+++ Records provided +++

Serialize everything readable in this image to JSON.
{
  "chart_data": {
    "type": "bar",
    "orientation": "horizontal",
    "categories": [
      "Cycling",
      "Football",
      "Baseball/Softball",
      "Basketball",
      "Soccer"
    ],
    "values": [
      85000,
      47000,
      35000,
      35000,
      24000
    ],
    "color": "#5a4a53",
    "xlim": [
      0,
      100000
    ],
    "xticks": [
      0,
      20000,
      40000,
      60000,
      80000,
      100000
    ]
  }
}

+++

## Work to be completed
Nothing in the data may differ; print all of it exactly as written.

## The result
Serialize everything readable in this image to JSON.
{
  "chart_data": {
    "type": "bar",
    "orientation": "horizontal",
    "categories": [
      "Cycling",
      "Football",
      "Baseball/Softball",
      "Basketball",
      "Soccer"
    ],
    "values": [
      85000,
      47000,
      35000,
      35000,
      24000
    ],
    "color": "#5a4a53",
    "xlim": [
      0,
      100000
    ],
    "xticks": [
      0,
      20000,
      40000,
      60000,
      80000,
      100000
    ]
  }
}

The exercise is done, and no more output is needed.